* Selected excerpt
- Genre: Fantasy comedy
- Based on: Beetlejuice by Michael McDowell; Larry Wilson;
- Developed by: Tim Burton
- Written by: Patsy Cameron; Tedd Anasti;
- Directed by: Robin Budd (seasons 1–2); John van Bruggen (seasons 3–4); Larry Jacobs (seasons 3–4); John Halfpenny (seasons 3–4); Rick Marshall (season 4); Alan Bunce (season 4);
- Voices of: Stephen Ouimette; Alyson Court; Elizabeth Hanna; Roger Dunn; Harvey Atkin; Tara Charendoff; Len Carlson; Paulina Gillis;
- Theme music composer: Danny Elfman (adapted from the score of the film)
- Opening theme: "Beetlejuice Title Theme"
- Ending theme: "Beetlejuice Ending Theme" by Danny Elfman
- Composer: Tom Szczesniak
- Countries of origin: United States; Canada;
- Original language: English
- No. of seasons: 4
- No. of episodes: 94 (109 segments) (list of episodes)

Production
- Executive producers: Tim Burton; David Geffen;
- Producers: Michael Hirsh; Patrick Loubert; Clive A. Smith; Seasons 2–4:; Tedd Anasti; Patsy Cameron;
- Running time: 22 minutes
- Production companies: Tim Burton Enterprises Inc.; Nelvana Limited; Warner Bros. Television; The Geffen Film Company;

Original release
- Network: ABC
- Release: September 9, 1989 – October 26, 1991
- Network: Fox Kids
- Release: September 9 – December 6, 1991

= Beetlejuice (TV series) =

American animated TV series (1989–1991)

Beetlejuice is a Canadian-American animated television series that ran from September 9, 1989, to October 26, 1991, on ABC, and on Fox Kids from September 9 to December 6, 1991. Loosely based on the 1988 American film of the same name, it was developed by its director, Tim Burton, who also served as an executive producer. The series follows Lydia Deetz and her friend Beetlejuice and their adventures in the "mortal world" and the Neitherworld, a supernatural realm inhabited by various monsters. Danny Elfman, who composed the theme for the film, also arranged it for the series.

==Plot==
The series follows the adventures of ghostly con-man Beetlejuice and his best friend Lydia Deetz in the Neitherworld and the "mortal world", the New England town of Peaceful Pines. As in the film, Lydia could summon Beetlejuice from the Neitherworld or go there by calling his name three times. The series' humor relied heavily on sight gags, wordplay, and allusiveness. Many episodes, notably towards the end of the series' run, were parodies of movies, books, and TV shows.

==Characters==
===Main===
- Beetlejuice (voiced by Stephen Ouimette) is the series' central character, adapted from the 1988 film. In the show, he is still a mischievous prankster, but his personality is toned down compared to the film, making him less crude and more sympathetic. He retains a wide range of magical abilities, most notably shapeshifting, conjuring objects, and teleportation, which are often used for comic effect. Unlike the film version, he is depicted as Lydia's best friend rather than an antagonist. Much of the comedy revolves around his wordplay, as figures of speech spoken by him can become literal. Beetlejuice frequently attempts money-making schemes or elaborate pranks, though his antics are usually more playful than harmful.

* Information provided
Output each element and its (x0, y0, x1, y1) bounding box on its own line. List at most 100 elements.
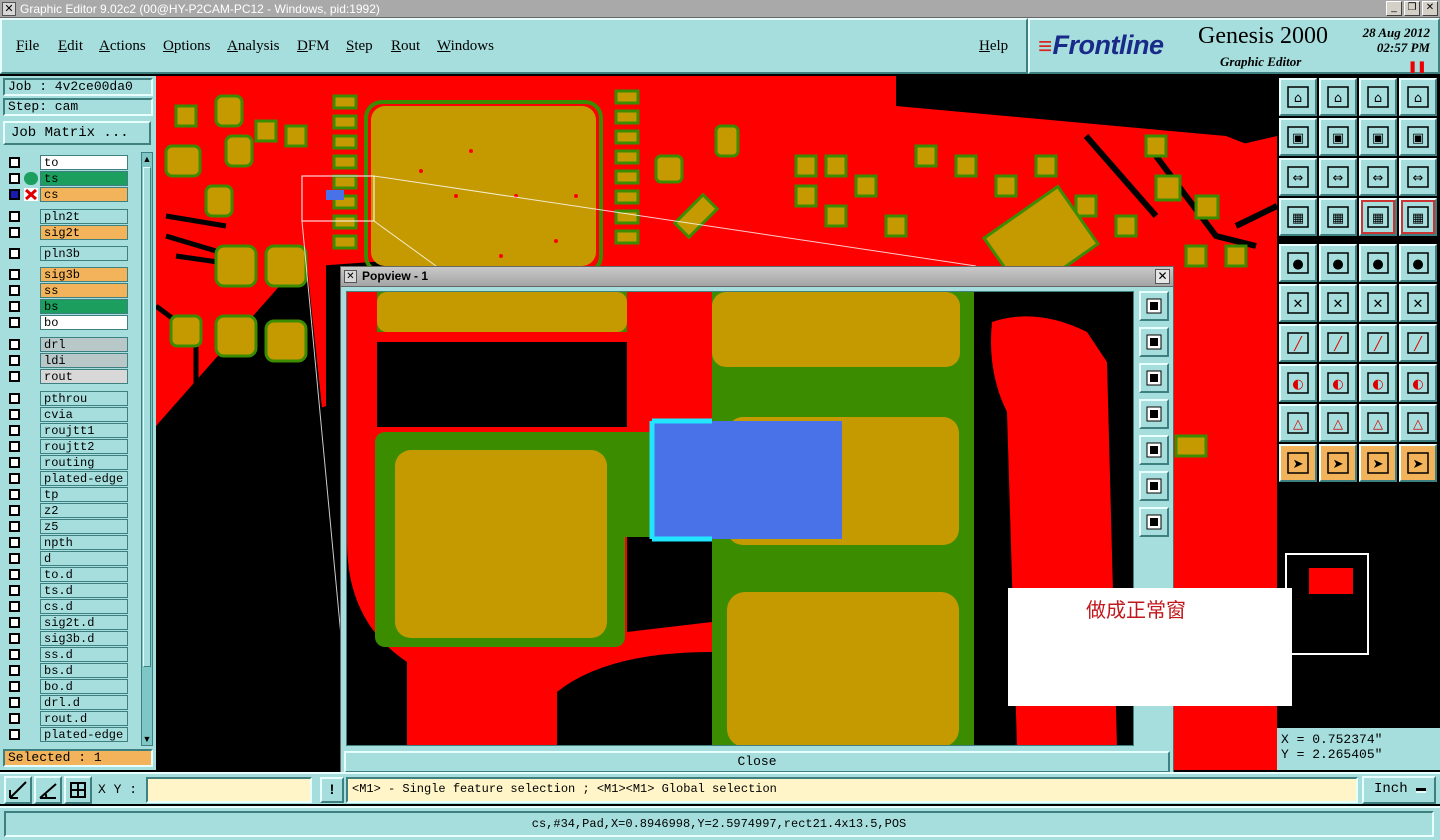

* Short problem 1
From the Beetlejuice series article, set down everything from "- Genre: Fantasy" down to "of the film)".
* Short problem 2
Rewrite the Beetlejuice series article's paragraph that opens "The series follows the adventures" in a shorter form that keeps its main facts.
The listing isn't needed for any of this work.

* Task answer 1
- Genre: Fantasy comedy
- Based on: Beetlejuice by Michael McDowell; Larry Wilson;
- Developed by: Tim Burton
- Written by: Patsy Cameron; Tedd Anasti;
- Directed by: Robin Budd (seasons 1–2); John van Bruggen (seasons 3–4); Larry Jacobs (seasons 3–4); John Halfpenny (seasons 3–4); Rick Marshall (season 4); Alan Bunce (season 4);
- Voices of: Stephen Ouimette; Alyson Court; Elizabeth Hanna; Roger Dunn; Harvey Atkin; Tara Charendoff; Len Carlson; Paulina Gillis;
- Theme music composer: Danny Elfman (adapted from the score of the film)

* Task answer 2
The show follows ghostly con-man Beetlejuice and his best friend Lydia Deetz through the Neitherworld and the "mortal world" of Peaceful Pines, a New England town. As in the film, Lydia could summon Beetlejuice or travel to the Neitherworld by saying his name three times. Its humor leaned on sight gags, wordplay, and allusions, and many episodes, especially late in the run, parodied movies, books, and TV shows.